═══ The records

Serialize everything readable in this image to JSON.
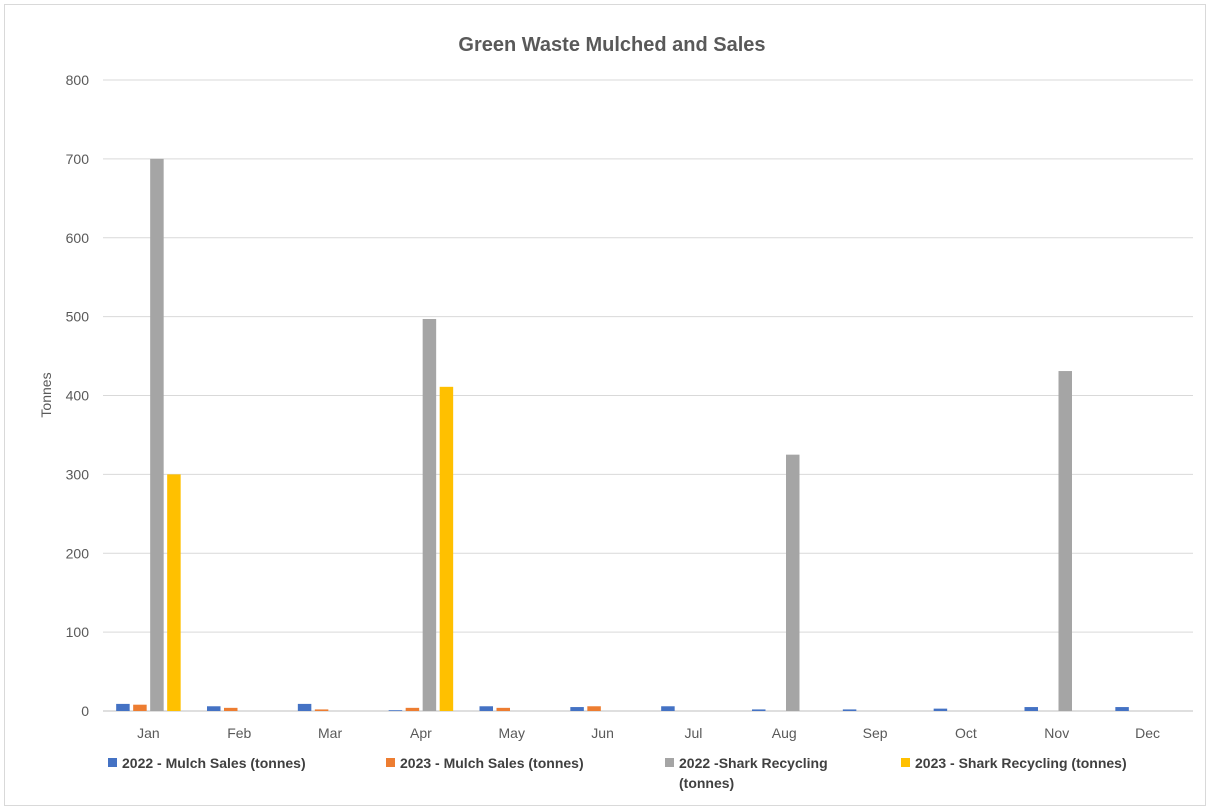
{
  "chart_data": {
    "type": "bar",
    "title": "Green Waste Mulched and Sales",
    "ylabel": "Tonnes",
    "xlabel": "",
    "ylim": [
      0,
      800
    ],
    "yticks": [
      0,
      100,
      200,
      300,
      400,
      500,
      600,
      700,
      800
    ],
    "grid": true,
    "legend_position": "bottom",
    "categories": [
      "Jan",
      "Feb",
      "Mar",
      "Apr",
      "May",
      "Jun",
      "Jul",
      "Aug",
      "Sep",
      "Oct",
      "Nov",
      "Dec"
    ],
    "series": [
      {
        "name": "2022 - Mulch Sales (tonnes)",
        "legend_lines": [
          "2022 - Mulch Sales (tonnes)"
        ],
        "color": "#4472c4",
        "values": [
          9,
          6,
          9,
          1,
          6,
          5,
          6,
          2,
          2,
          3,
          5,
          5
        ]
      },
      {
        "name": "2023 - Mulch Sales (tonnes)",
        "legend_lines": [
          "2023 - Mulch Sales (tonnes)"
        ],
        "color": "#ed7d31",
        "values": [
          8,
          4,
          2,
          4,
          4,
          6,
          0,
          0,
          0,
          0,
          0,
          0
        ]
      },
      {
        "name": "2022 -Shark Recycling (tonnes)",
        "legend_lines": [
          "2022 -Shark Recycling",
          "(tonnes)"
        ],
        "color": "#a5a5a5",
        "values": [
          700,
          0,
          0,
          497,
          0,
          0,
          0,
          325,
          0,
          0,
          431,
          0
        ]
      },
      {
        "name": "2023 - Shark Recycling (tonnes)",
        "legend_lines": [
          "2023 - Shark Recycling (tonnes)"
        ],
        "color": "#ffc000",
        "values": [
          300,
          0,
          0,
          411,
          0,
          0,
          0,
          0,
          0,
          0,
          0,
          0
        ]
      }
    ]
  }
}
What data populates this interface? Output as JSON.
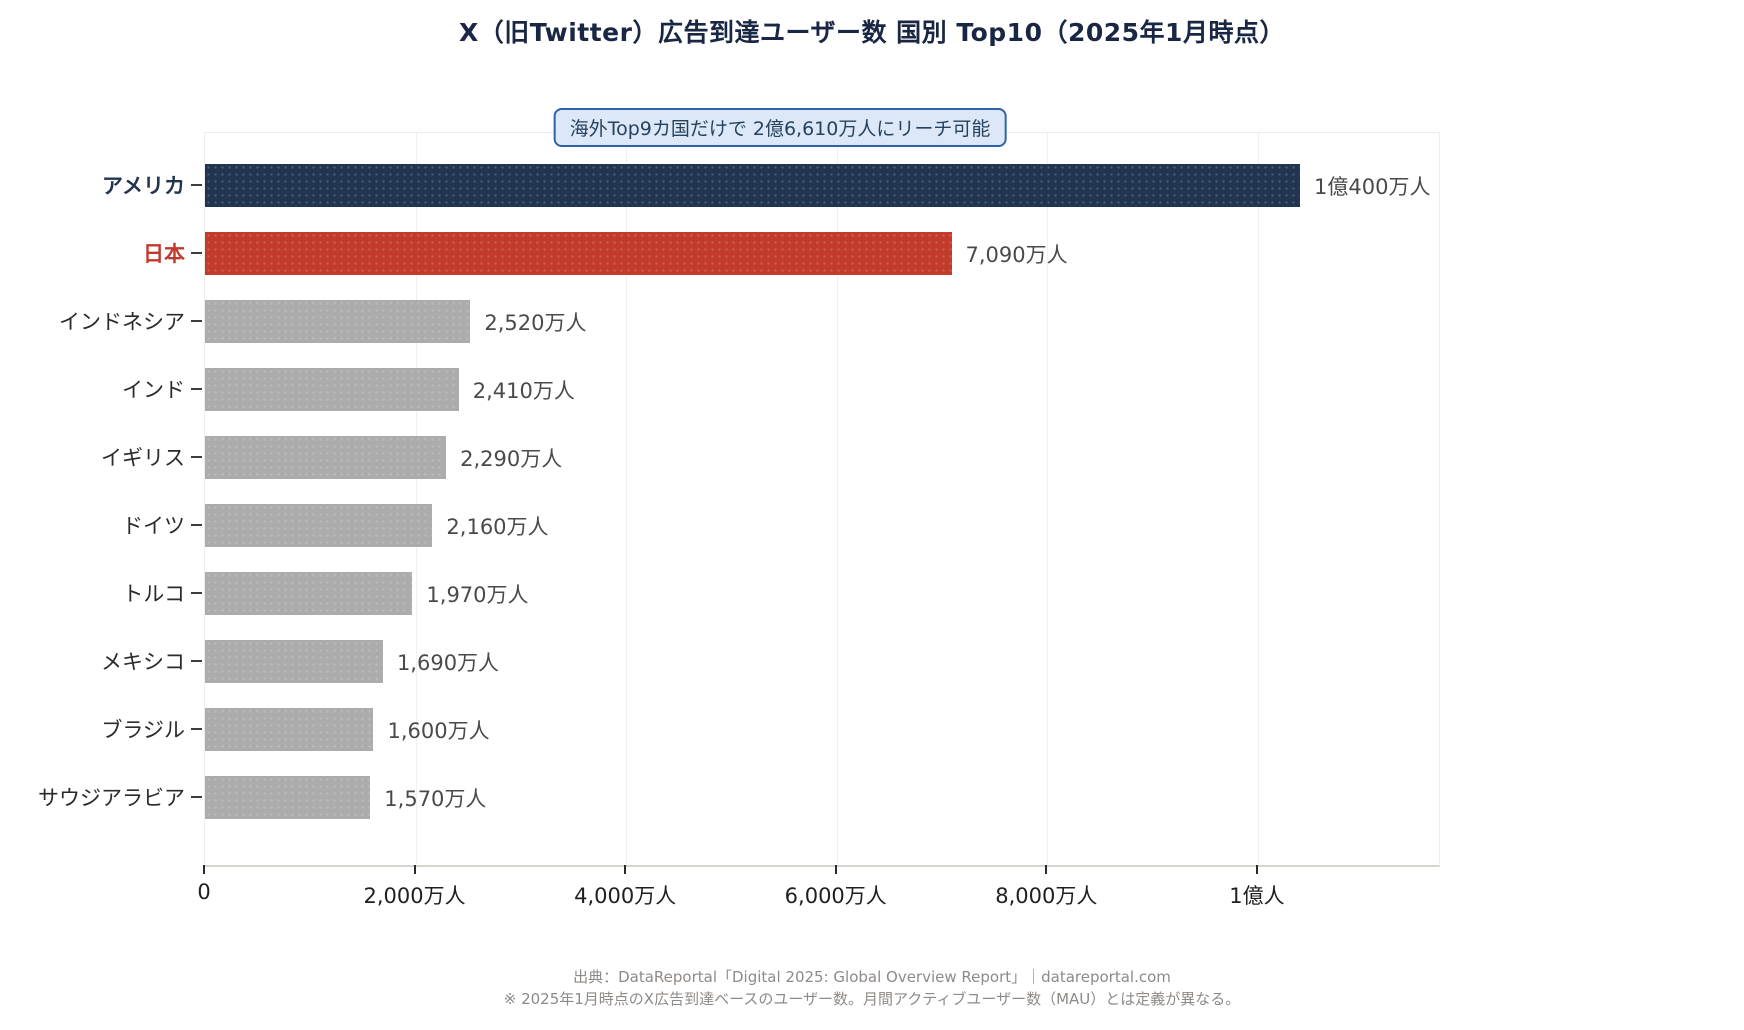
{
  "title": "X（旧Twitter）広告到達ユーザー数 国別 Top10（2025年1月時点）",
  "chart_data": {
    "type": "bar",
    "orientation": "horizontal",
    "title": "X（旧Twitter）広告到達ユーザー数 国別 Top10（2025年1月時点）",
    "annotation": "海外Top9カ国だけで 2億6,610万人にリーチ可能",
    "unit": "万人",
    "categories": [
      "アメリカ",
      "日本",
      "インドネシア",
      "インド",
      "イギリス",
      "ドイツ",
      "トルコ",
      "メキシコ",
      "ブラジル",
      "サウジアラビア"
    ],
    "values": [
      10400,
      7090,
      2520,
      2410,
      2290,
      2160,
      1970,
      1690,
      1600,
      1570
    ],
    "value_labels": [
      "1億400万人",
      "7,090万人",
      "2,520万人",
      "2,410万人",
      "2,290万人",
      "2,160万人",
      "1,970万人",
      "1,690万人",
      "1,600万人",
      "1,570万人"
    ],
    "bar_colors": [
      "#213551",
      "#c23b2b",
      "#acacac",
      "#acacac",
      "#acacac",
      "#acacac",
      "#acacac",
      "#acacac",
      "#acacac",
      "#acacac"
    ],
    "category_label_colors": [
      "#213551",
      "#c0392b",
      "#2b2b2b",
      "#2b2b2b",
      "#2b2b2b",
      "#2b2b2b",
      "#2b2b2b",
      "#2b2b2b",
      "#2b2b2b",
      "#2b2b2b"
    ],
    "category_label_bold": [
      true,
      true,
      false,
      false,
      false,
      false,
      false,
      false,
      false,
      false
    ],
    "x_ticks": [
      {
        "value": 0,
        "label": "0"
      },
      {
        "value": 2000,
        "label": "2,000万人"
      },
      {
        "value": 4000,
        "label": "4,000万人"
      },
      {
        "value": 6000,
        "label": "6,000万人"
      },
      {
        "value": 8000,
        "label": "8,000万人"
      },
      {
        "value": 10000,
        "label": "1億人"
      }
    ],
    "xlim": [
      0,
      11720
    ],
    "grid": "vertical-only",
    "legend": "none"
  },
  "colors": {
    "title_text": "#1a2744",
    "value_text": "#4a4a4a",
    "annotation_bg": "#dce8f7",
    "annotation_border": "#2e62a8",
    "annotation_text": "#27425f",
    "footer_text": "#8e8a87",
    "navy": "#213551",
    "red": "#c23b2b",
    "gray": "#acacac"
  },
  "footer": {
    "source": "出典：DataReportal「Digital 2025: Global Overview Report」｜datareportal.com",
    "note": "※ 2025年1月時点のX広告到達ベースのユーザー数。月間アクティブユーザー数（MAU）とは定義が異なる。"
  }
}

══════

• Requirements
Extract each line from the listing that holds the word "Sales".

• Answer to the task
    "title": "Green Waste Mulched and Sales",
        "name": "2022 - Mulch Sales (tonnes)",
          "2022 - Mulch Sales (tonnes)"
        "name": "2023 - Mulch Sales (tonnes)",
          "2023 - Mulch Sales (tonnes)"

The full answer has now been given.